***** RECORDS TO PROCESS
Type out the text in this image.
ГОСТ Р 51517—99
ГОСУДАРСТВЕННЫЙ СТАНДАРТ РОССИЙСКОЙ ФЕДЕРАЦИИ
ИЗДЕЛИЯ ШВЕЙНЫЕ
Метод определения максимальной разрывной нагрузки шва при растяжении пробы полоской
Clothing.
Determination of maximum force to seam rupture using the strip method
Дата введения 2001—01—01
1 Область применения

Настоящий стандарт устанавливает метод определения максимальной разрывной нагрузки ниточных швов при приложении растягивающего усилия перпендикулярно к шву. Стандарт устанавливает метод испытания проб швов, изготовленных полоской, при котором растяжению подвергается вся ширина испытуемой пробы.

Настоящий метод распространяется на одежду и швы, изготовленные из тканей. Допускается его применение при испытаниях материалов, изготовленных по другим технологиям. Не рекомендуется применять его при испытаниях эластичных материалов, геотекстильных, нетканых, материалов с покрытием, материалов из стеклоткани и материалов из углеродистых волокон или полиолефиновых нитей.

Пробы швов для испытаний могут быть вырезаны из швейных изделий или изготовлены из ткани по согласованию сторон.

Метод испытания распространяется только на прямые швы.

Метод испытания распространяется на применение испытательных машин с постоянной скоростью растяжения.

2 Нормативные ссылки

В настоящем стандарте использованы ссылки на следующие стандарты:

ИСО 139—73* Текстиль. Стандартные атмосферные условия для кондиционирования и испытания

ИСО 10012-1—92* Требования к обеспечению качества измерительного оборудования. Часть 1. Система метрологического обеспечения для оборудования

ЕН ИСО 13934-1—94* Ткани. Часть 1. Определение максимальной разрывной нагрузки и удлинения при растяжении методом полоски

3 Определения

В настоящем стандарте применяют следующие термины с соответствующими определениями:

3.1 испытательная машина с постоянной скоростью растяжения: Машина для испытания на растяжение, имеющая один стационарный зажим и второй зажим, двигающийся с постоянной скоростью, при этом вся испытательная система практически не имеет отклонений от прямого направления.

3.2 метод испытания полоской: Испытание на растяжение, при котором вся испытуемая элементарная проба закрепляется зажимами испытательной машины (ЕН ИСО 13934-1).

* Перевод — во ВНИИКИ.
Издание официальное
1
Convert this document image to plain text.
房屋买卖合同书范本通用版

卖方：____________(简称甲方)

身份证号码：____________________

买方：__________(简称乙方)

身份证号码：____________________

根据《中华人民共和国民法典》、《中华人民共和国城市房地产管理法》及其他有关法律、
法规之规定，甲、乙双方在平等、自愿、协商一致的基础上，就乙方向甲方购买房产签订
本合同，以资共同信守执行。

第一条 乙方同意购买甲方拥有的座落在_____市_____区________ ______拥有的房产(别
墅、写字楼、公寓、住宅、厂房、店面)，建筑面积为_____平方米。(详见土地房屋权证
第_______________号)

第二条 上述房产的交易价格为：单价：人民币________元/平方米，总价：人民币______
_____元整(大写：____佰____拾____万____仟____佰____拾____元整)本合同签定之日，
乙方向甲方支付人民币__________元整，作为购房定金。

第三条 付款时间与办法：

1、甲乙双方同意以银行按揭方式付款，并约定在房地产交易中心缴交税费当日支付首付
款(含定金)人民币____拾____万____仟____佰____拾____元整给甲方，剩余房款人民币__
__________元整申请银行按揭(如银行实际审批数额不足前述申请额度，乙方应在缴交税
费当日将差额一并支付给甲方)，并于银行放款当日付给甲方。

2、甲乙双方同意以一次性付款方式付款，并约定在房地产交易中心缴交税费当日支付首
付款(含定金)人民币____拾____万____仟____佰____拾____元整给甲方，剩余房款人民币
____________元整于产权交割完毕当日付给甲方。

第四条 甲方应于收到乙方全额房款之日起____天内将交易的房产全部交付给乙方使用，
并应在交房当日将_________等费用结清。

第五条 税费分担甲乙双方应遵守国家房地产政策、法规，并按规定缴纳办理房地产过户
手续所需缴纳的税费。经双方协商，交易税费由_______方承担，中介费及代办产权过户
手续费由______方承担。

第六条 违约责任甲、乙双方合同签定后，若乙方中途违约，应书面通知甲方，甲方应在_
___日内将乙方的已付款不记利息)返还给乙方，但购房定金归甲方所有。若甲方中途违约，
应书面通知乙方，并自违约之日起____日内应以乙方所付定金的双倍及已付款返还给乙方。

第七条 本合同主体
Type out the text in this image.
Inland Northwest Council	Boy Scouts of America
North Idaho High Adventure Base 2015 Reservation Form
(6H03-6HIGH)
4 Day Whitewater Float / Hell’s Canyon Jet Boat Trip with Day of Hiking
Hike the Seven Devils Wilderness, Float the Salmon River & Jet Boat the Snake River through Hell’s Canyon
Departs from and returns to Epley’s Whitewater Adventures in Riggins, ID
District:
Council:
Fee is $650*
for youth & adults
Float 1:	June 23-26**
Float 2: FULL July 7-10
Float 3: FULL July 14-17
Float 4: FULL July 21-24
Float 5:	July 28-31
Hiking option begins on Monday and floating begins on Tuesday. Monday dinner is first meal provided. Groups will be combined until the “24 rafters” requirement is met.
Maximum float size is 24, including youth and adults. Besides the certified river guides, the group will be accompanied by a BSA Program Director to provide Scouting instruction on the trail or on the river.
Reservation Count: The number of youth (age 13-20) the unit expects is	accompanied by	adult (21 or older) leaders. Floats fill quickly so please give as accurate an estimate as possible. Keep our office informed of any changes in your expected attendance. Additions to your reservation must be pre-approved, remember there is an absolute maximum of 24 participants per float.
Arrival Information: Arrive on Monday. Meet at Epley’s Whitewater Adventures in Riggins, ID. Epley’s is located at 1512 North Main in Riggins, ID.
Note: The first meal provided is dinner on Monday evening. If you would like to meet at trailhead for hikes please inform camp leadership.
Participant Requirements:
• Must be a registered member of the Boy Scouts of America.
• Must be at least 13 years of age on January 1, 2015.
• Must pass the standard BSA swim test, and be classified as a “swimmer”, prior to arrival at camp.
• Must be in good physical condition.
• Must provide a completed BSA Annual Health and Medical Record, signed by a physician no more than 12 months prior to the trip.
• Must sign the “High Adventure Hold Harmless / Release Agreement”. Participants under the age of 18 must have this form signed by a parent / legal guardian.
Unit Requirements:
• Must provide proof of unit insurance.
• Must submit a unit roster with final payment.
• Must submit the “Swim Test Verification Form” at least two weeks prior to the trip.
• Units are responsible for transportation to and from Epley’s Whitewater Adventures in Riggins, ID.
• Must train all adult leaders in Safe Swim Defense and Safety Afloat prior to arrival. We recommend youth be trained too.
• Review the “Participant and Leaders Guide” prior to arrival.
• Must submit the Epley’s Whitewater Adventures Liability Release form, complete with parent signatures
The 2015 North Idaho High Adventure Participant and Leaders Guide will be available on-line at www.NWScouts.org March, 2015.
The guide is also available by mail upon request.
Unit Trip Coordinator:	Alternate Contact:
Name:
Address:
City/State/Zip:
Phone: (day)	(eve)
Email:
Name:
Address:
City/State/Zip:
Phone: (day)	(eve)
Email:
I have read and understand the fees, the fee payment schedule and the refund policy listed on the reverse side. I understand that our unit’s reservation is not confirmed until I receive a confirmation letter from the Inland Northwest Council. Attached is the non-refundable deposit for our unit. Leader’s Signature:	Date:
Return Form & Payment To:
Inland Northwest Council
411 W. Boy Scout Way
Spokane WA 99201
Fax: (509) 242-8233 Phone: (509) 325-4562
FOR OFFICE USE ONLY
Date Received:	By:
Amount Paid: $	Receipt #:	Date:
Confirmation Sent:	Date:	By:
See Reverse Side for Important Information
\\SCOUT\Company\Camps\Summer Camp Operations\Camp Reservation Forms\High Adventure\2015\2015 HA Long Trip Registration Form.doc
**********
INSTRUCTION:
Word for word, quote all of the data above.

REPLY:
Type out the text in this image.
ГОСТ Р 51517—99
ГОСУДАРСТВЕННЫЙ СТАНДАРТ РОССИЙСКОЙ ФЕДЕРАЦИИ
ИЗДЕЛИЯ ШВЕЙНЫЕ
Метод определения максимальной разрывной нагрузки шва при растяжении пробы полоской
Clothing.
Determination of maximum force to seam rupture using the strip method
Дата введения 2001—01—01
1 Область применения

Настоящий стандарт устанавливает метод определения максимальной разрывной нагрузки ниточных швов при приложении растягивающего усилия перпендикулярно к шву. Стандарт устанавливает метод испытания проб швов, изготовленных полоской, при котором растяжению подвергается вся ширина испытуемой пробы.

Настоящий метод распространяется на одежду и швы, изготовленные из тканей. Допускается его применение при испытаниях материалов, изготовленных по другим технологиям. Не рекомендуется применять его при испытаниях эластичных материалов, геотекстильных, нетканых, материалов с покрытием, материалов из стеклоткани и материалов из углеродистых волокон или полиолефиновых нитей.

Пробы швов для испытаний могут быть вырезаны из швейных изделий или изготовлены из ткани по согласованию сторон.

Метод испытания распространяется только на прямые швы.

Метод испытания распространяется на применение испытательных машин с постоянной скоростью растяжения.

2 Нормативные ссылки

В настоящем стандарте использованы ссылки на следующие стандарты:

ИСО 139—73* Текстиль. Стандартные атмосферные условия для кондиционирования и испытания

ИСО 10012-1—92* Требования к обеспечению качества измерительного оборудования. Часть 1. Система метрологического обеспечения для оборудования

ЕН ИСО 13934-1—94* Ткани. Часть 1. Определение максимальной разрывной нагрузки и удлинения при растяжении методом полоски

3 Определения

В настоящем стандарте применяют следующие термины с соответствующими определениями:

3.1 испытательная машина с постоянной скоростью растяжения: Машина для испытания на растяжение, имеющая один стационарный зажим и второй зажим, двигающийся с постоянной скоростью, при этом вся испытательная система практически не имеет отклонений от прямого направления.

3.2 метод испытания полоской: Испытание на растяжение, при котором вся испытуемая элементарная проба закрепляется зажимами испытательной машины (ЕН ИСО 13934-1).

* Перевод — во ВНИИКИ.
Издание официальное
1
Convert this document image to plain text.
房屋买卖合同书范本通用版

卖方：____________(简称甲方)

身份证号码：____________________

买方：__________(简称乙方)

身份证号码：____________________

根据《中华人民共和国民法典》、《中华人民共和国城市房地产管理法》及其他有关法律、
法规之规定，甲、乙双方在平等、自愿、协商一致的基础上，就乙方向甲方购买房产签订
本合同，以资共同信守执行。

第一条 乙方同意购买甲方拥有的座落在_____市_____区________ ______拥有的房产(别
墅、写字楼、公寓、住宅、厂房、店面)，建筑面积为_____平方米。(详见土地房屋权证
第_______________号)

第二条 上述房产的交易价格为：单价：人民币________元/平方米，总价：人民币______
_____元整(大写：____佰____拾____万____仟____佰____拾____元整)本合同签定之日，
乙方向甲方支付人民币__________元整，作为购房定金。

第三条 付款时间与办法：

1、甲乙双方同意以银行按揭方式付款，并约定在房地产交易中心缴交税费当日支付首付
款(含定金)人民币____拾____万____仟____佰____拾____元整给甲方，剩余房款人民币__
__________元整申请银行按揭(如银行实际审批数额不足前述申请额度，乙方应在缴交税
费当日将差额一并支付给甲方)，并于银行放款当日付给甲方。

2、甲乙双方同意以一次性付款方式付款，并约定在房地产交易中心缴交税费当日支付首
付款(含定金)人民币____拾____万____仟____佰____拾____元整给甲方，剩余房款人民币
____________元整于产权交割完毕当日付给甲方。

第四条 甲方应于收到乙方全额房款之日起____天内将交易的房产全部交付给乙方使用，
并应在交房当日将_________等费用结清。

第五条 税费分担甲乙双方应遵守国家房地产政策、法规，并按规定缴纳办理房地产过户
手续所需缴纳的税费。经双方协商，交易税费由_______方承担，中介费及代办产权过户
手续费由______方承担。

第六条 违约责任甲、乙双方合同签定后，若乙方中途违约，应书面通知甲方，甲方应在_
___日内将乙方的已付款不记利息)返还给乙方，但购房定金归甲方所有。若甲方中途违约，
应书面通知乙方，并自违约之日起____日内应以乙方所付定金的双倍及已付款返还给乙方。

第七条 本合同主体
Type out the text in this image.
Inland Northwest Council	Boy Scouts of America
North Idaho High Adventure Base 2015 Reservation Form
(6H03-6HIGH)
4 Day Whitewater Float / Hell’s Canyon Jet Boat Trip with Day of Hiking
Hike the Seven Devils Wilderness, Float the Salmon River & Jet Boat the Snake River through Hell’s Canyon
Departs from and returns to Epley’s Whitewater Adventures in Riggins, ID
District:
Council:
Fee is $650*
for youth & adults
Float 1:	June 23-26**
Float 2: FULL July 7-10
Float 3: FULL July 14-17
Float 4: FULL July 21-24
Float 5:	July 28-31
Hiking option begins on Monday and floating begins on Tuesday. Monday dinner is first meal provided. Groups will be combined until the “24 rafters” requirement is met.
Maximum float size is 24, including youth and adults. Besides the certified river guides, the group will be accompanied by a BSA Program Director to provide Scouting instruction on the trail or on the river.
Reservation Count: The number of youth (age 13-20) the unit expects is	accompanied by	adult (21 or older) leaders. Floats fill quickly so please give as accurate an estimate as possible. Keep our office informed of any changes in your expected attendance. Additions to your reservation must be pre-approved, remember there is an absolute maximum of 24 participants per float.
Arrival Information: Arrive on Monday. Meet at Epley’s Whitewater Adventures in Riggins, ID. Epley’s is located at 1512 North Main in Riggins, ID.
Note: The first meal provided is dinner on Monday evening. If you would like to meet at trailhead for hikes please inform camp leadership.
Participant Requirements:
• Must be a registered member of the Boy Scouts of America.
• Must be at least 13 years of age on January 1, 2015.
• Must pass the standard BSA swim test, and be classified as a “swimmer”, prior to arrival at camp.
• Must be in good physical condition.
• Must provide a completed BSA Annual Health and Medical Record, signed by a physician no more than 12 months prior to the trip.
• Must sign the “High Adventure Hold Harmless / Release Agreement”. Participants under the age of 18 must have this form signed by a parent / legal guardian.
Unit Requirements:
• Must provide proof of unit insurance.
• Must submit a unit roster with final payment.
• Must submit the “Swim Test Verification Form” at least two weeks prior to the trip.
• Units are responsible for transportation to and from Epley’s Whitewater Adventures in Riggins, ID.
• Must train all adult leaders in Safe Swim Defense and Safety Afloat prior to arrival. We recommend youth be trained too.
• Review the “Participant and Leaders Guide” prior to arrival.
• Must submit the Epley’s Whitewater Adventures Liability Release form, complete with parent signatures
The 2015 North Idaho High Adventure Participant and Leaders Guide will be available on-line at www.NWScouts.org March, 2015.
The guide is also available by mail upon request.
Unit Trip Coordinator:	Alternate Contact:
Name:
Address:
City/State/Zip:
Phone: (day)	(eve)
Email:
Name:
Address:
City/State/Zip:
Phone: (day)	(eve)
Email:
I have read and understand the fees, the fee payment schedule and the refund policy listed on the reverse side. I understand that our unit’s reservation is not confirmed until I receive a confirmation letter from the Inland Northwest Council. Attached is the non-refundable deposit for our unit. Leader’s Signature:	Date:
Return Form & Payment To:
Inland Northwest Council
411 W. Boy Scout Way
Spokane WA 99201
Fax: (509) 242-8233 Phone: (509) 325-4562
FOR OFFICE USE ONLY
Date Received:	By:
Amount Paid: $	Receipt #:	Date:
Confirmation Sent:	Date:	By:
See Reverse Side for Important Information
\\SCOUT\Company\Camps\Summer Camp Operations\Camp Reservation Forms\High Adventure\2015\2015 HA Long Trip Registration Form.doc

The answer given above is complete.